* start *
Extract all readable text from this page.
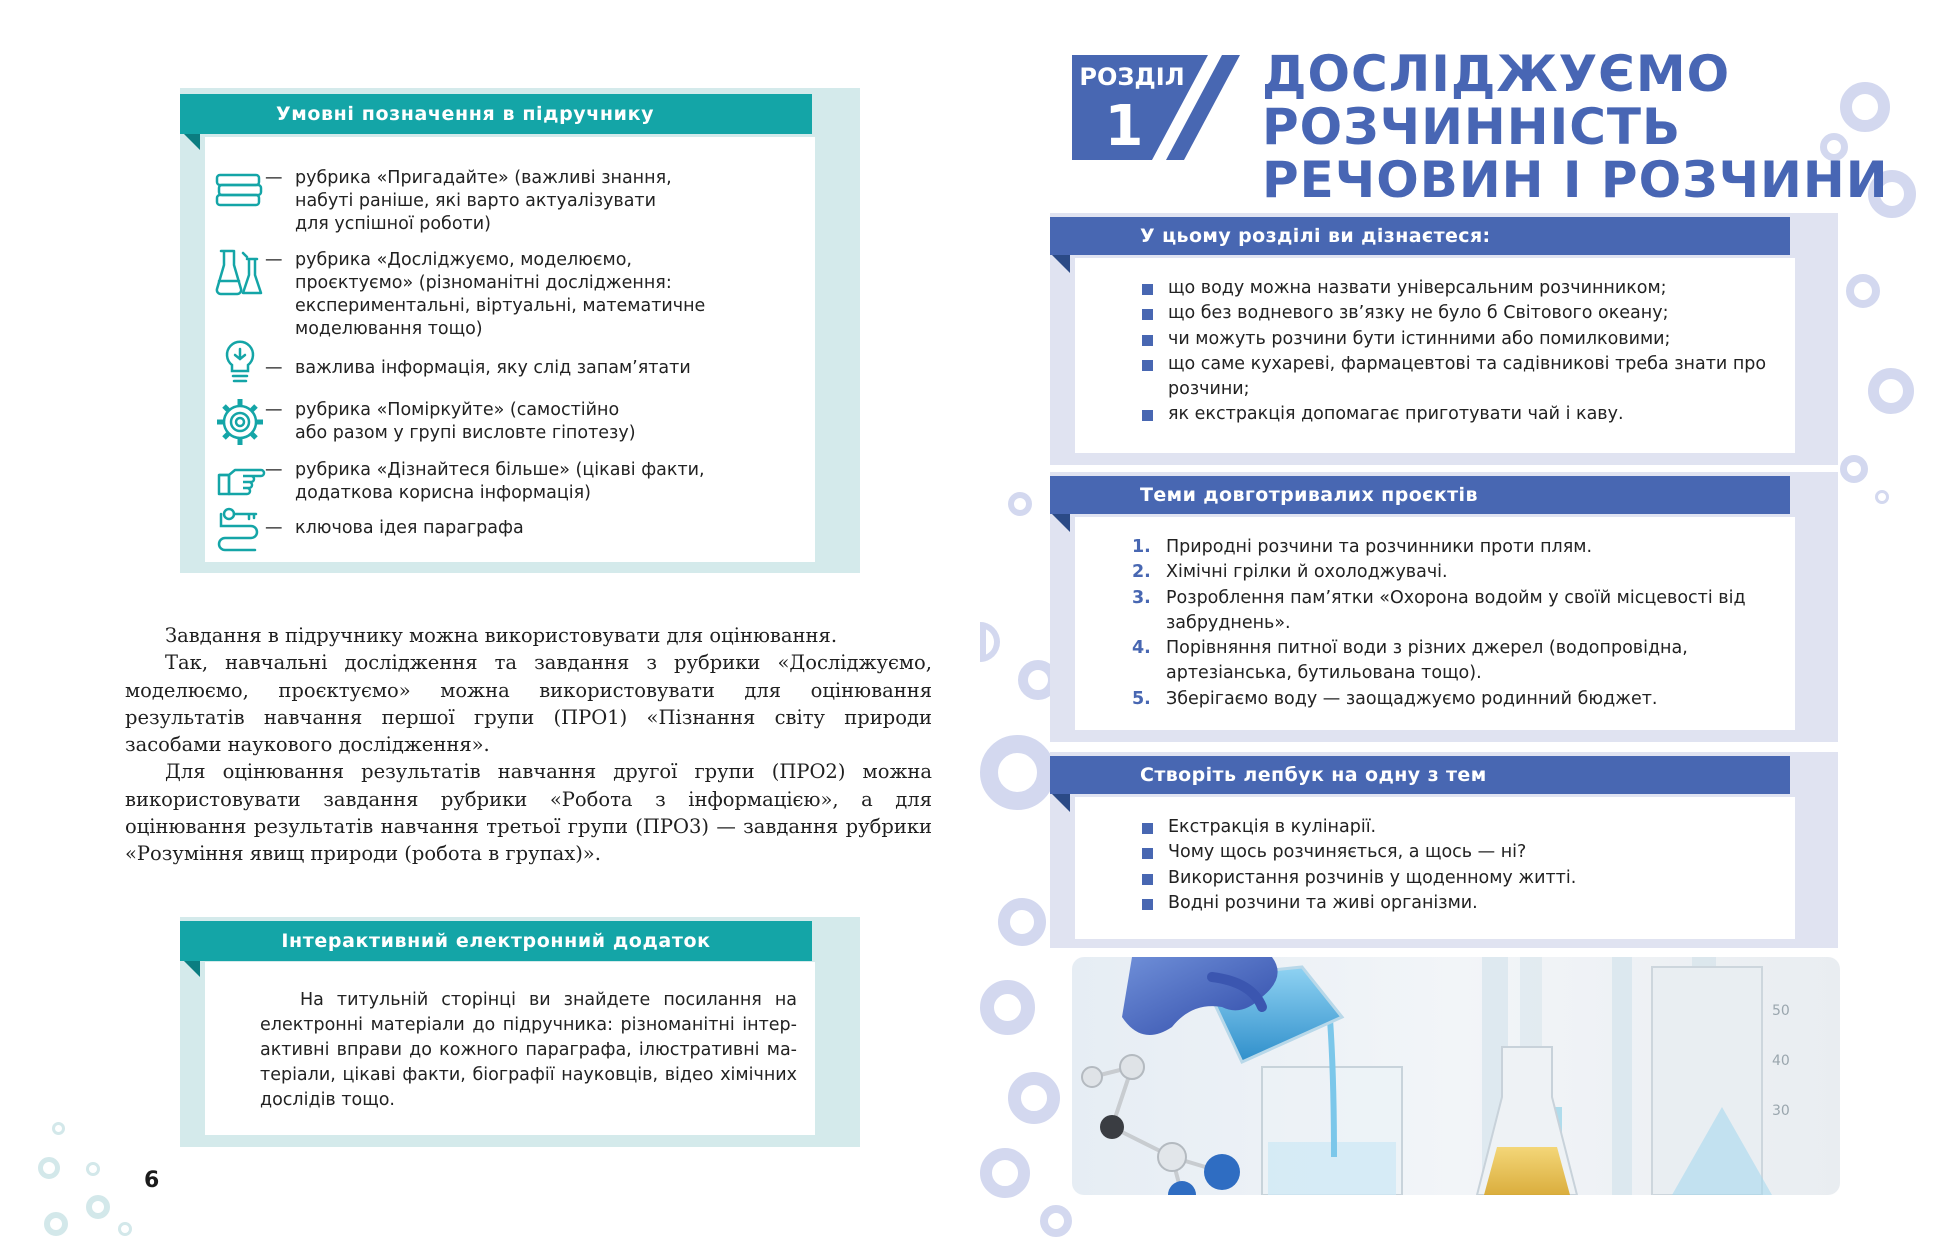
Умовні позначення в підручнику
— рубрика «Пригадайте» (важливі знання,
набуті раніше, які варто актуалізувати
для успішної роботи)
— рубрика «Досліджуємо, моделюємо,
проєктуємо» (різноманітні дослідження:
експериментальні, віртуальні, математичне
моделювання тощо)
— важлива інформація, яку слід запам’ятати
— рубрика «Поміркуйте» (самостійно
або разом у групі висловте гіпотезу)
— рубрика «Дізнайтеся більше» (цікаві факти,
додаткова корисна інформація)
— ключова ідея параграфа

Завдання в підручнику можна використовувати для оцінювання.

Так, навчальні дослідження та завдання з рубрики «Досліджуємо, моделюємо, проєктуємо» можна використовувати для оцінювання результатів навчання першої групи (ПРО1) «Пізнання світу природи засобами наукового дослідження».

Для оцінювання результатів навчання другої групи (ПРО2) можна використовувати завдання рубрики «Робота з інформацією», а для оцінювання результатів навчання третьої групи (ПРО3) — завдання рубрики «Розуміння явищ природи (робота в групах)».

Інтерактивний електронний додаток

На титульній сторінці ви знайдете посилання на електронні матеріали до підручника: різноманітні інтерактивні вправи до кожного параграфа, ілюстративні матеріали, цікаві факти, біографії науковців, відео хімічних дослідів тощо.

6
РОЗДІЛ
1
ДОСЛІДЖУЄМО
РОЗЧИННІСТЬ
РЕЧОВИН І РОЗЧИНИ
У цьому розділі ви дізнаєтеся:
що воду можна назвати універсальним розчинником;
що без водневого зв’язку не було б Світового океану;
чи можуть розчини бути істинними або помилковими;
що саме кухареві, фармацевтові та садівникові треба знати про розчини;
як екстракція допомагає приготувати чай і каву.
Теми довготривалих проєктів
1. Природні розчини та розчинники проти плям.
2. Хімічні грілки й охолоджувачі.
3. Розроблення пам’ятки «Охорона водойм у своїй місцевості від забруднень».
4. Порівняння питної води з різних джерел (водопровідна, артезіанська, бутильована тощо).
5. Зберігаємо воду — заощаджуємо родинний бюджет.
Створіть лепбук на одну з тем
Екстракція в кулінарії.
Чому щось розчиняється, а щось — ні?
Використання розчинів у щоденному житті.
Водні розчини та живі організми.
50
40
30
* end *
TASK OBJECTIVE:
Find "використовувати". Copy every line it occurs in.

WRITTEN REPLY:
Завдання в підручнику можна використовувати для оцінювання.
Так, навчальні дослідження та завдання з рубрики «Досліджуємо, моделюємо, проєктуємо» можна використовувати для оцінювання результатів навчання першої групи (ПРО1) «Пізнання світу природи засобами наукового дослідження».
Для оцінювання результатів навчання другої групи (ПРО2) можна використовувати завдання рубрики «Робота з інформацією», а для оцінювання результатів навчання третьої групи (ПРО3) — завдання рубрики «Розуміння явищ природи (робота в групах)».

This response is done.